**WORK INSTRUCTIONS:**
Find the lines in these entries that include the word "Rupture" and state how many there are, with no other words.

— start —

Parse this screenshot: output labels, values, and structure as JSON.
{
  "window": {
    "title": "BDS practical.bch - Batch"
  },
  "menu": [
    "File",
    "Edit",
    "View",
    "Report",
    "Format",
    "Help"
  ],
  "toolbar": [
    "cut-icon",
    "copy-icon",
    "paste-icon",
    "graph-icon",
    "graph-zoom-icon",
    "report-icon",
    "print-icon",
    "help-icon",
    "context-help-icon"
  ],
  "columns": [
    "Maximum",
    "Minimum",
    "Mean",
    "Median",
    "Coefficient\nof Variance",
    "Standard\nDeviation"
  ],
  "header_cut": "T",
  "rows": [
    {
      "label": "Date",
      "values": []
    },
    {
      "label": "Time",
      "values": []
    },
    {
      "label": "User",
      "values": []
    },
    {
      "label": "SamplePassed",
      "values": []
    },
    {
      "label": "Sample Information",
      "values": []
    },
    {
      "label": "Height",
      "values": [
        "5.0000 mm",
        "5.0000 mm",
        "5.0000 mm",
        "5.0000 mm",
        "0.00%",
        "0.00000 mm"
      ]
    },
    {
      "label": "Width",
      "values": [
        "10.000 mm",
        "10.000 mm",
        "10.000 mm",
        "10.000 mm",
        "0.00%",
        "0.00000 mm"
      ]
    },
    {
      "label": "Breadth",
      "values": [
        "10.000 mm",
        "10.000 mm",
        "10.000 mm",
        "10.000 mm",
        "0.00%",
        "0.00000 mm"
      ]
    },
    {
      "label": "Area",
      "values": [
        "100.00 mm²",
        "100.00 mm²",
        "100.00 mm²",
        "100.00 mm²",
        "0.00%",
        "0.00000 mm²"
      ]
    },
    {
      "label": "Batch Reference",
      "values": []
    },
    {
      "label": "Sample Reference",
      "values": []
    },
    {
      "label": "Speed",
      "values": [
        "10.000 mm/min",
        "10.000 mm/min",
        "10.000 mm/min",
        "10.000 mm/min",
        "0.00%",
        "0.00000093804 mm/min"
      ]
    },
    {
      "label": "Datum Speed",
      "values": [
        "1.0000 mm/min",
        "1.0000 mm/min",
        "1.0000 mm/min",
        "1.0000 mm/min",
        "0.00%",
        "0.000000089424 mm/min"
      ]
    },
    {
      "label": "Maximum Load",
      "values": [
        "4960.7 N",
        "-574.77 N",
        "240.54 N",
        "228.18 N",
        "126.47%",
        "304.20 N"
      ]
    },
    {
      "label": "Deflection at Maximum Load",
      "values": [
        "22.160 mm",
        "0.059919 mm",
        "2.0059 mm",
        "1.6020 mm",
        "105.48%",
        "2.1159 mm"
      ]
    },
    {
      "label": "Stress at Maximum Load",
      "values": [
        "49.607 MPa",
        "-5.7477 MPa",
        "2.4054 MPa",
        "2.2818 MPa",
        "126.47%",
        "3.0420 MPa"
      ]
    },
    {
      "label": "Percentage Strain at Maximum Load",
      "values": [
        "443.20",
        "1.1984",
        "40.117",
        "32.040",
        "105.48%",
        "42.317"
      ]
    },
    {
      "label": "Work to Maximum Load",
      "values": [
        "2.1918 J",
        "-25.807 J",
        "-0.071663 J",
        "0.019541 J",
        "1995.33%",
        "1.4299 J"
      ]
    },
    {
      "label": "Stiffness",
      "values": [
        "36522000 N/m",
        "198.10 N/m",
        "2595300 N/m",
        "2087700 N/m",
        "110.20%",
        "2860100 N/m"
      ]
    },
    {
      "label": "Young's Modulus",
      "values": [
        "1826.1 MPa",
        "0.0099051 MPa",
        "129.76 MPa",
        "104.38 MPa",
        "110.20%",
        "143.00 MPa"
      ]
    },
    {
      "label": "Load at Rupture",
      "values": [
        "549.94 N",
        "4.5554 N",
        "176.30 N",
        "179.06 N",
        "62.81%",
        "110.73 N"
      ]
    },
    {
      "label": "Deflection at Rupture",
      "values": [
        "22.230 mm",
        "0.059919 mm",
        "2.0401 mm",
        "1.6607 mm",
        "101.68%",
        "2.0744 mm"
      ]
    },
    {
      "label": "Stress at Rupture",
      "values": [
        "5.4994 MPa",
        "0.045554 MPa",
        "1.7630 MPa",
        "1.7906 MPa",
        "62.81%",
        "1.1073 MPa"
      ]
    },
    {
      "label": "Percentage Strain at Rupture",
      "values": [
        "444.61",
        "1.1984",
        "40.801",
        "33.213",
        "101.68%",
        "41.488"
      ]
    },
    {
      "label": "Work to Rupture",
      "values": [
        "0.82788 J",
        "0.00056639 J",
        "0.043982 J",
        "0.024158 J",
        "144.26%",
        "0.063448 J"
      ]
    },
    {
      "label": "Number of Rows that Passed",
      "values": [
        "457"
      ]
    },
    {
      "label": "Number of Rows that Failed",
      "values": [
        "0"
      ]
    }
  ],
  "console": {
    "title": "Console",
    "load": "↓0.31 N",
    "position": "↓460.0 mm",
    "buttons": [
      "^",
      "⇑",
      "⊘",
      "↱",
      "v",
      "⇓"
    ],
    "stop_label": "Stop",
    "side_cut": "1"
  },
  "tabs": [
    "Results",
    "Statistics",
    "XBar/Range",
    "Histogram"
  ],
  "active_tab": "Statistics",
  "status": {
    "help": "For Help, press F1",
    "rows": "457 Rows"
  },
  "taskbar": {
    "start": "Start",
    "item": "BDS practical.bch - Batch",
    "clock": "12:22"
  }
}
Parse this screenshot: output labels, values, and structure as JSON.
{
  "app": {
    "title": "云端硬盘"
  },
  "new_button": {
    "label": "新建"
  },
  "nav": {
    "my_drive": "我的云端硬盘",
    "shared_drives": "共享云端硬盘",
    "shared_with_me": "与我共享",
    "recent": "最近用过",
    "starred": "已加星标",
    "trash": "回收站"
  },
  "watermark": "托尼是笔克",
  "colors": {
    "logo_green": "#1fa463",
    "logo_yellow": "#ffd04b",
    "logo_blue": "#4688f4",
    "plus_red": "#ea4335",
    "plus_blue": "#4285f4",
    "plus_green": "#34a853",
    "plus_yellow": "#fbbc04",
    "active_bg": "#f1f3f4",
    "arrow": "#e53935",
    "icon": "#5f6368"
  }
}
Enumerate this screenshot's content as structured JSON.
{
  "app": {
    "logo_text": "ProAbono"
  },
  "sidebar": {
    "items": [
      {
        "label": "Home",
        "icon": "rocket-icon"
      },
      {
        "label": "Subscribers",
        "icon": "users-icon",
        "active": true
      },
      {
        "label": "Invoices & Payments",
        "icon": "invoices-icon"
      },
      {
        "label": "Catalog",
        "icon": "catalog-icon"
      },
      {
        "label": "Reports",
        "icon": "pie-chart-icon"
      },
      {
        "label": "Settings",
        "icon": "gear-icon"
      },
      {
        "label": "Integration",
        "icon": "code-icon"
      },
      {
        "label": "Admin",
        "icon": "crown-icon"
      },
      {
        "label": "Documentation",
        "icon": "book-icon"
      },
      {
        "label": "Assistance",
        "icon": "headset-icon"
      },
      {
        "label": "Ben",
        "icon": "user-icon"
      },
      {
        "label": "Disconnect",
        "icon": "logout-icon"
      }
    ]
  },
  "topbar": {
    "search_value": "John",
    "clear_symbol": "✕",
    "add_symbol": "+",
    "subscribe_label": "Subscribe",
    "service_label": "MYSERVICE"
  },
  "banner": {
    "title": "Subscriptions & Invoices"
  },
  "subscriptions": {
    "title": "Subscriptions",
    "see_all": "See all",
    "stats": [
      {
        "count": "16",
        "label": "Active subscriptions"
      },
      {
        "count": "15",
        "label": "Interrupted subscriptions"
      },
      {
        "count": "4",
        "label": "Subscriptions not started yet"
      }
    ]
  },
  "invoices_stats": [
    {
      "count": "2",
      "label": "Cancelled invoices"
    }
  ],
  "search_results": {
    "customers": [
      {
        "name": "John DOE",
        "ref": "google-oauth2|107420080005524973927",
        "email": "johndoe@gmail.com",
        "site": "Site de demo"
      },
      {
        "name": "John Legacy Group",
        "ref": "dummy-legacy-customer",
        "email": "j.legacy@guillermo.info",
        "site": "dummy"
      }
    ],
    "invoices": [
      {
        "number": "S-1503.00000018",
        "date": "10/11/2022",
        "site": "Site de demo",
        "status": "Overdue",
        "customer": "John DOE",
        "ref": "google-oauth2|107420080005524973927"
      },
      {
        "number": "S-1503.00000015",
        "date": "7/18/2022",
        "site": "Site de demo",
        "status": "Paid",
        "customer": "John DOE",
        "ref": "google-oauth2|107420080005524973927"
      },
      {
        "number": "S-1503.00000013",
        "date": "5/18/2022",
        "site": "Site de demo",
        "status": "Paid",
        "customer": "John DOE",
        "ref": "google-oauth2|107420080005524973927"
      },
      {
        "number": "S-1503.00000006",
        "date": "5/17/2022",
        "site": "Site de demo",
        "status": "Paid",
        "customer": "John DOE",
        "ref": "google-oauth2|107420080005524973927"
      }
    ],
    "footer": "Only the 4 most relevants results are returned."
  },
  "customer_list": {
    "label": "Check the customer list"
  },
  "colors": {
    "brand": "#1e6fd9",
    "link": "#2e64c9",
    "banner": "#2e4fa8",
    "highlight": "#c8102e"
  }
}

— end —

**RESULT FOR THIS TASK:**
5